# Exercise task
Pull out every line with the word "prefiks".
[start Dataset rows]
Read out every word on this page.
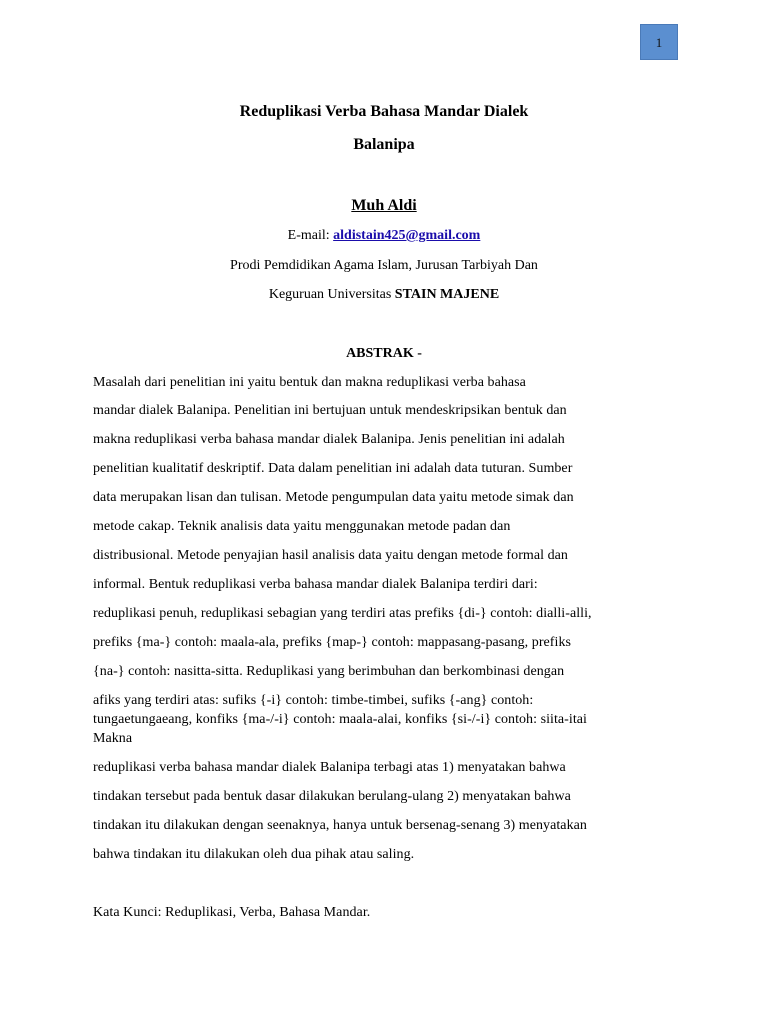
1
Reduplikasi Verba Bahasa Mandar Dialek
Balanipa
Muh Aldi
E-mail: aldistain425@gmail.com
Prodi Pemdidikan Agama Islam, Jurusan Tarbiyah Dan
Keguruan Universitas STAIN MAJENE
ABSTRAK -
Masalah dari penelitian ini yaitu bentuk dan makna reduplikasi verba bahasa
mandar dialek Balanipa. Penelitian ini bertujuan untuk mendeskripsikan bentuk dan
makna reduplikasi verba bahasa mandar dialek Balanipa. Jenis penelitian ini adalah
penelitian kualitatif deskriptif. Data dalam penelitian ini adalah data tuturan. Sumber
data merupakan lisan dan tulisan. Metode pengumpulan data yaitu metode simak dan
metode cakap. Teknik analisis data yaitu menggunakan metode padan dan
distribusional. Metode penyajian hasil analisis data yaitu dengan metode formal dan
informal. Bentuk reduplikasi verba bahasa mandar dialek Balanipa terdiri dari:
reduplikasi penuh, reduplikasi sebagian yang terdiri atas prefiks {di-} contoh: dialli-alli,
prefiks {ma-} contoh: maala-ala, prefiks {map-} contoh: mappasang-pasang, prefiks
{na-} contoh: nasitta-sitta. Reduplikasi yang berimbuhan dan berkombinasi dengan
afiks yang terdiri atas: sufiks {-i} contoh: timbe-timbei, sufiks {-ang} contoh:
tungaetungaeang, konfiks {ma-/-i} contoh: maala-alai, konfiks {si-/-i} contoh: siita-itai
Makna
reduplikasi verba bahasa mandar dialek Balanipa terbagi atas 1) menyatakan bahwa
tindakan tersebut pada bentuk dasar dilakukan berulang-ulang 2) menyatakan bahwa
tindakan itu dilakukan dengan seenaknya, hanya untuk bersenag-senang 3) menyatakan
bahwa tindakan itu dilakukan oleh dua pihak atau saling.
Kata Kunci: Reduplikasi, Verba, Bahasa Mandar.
[end Dataset rows]
# Exercise output
reduplikasi penuh, reduplikasi sebagian yang terdiri atas prefiks {di-} contoh: dialli-alli,
prefiks {ma-} contoh: maala-ala, prefiks {map-} contoh: mappasang-pasang, prefiks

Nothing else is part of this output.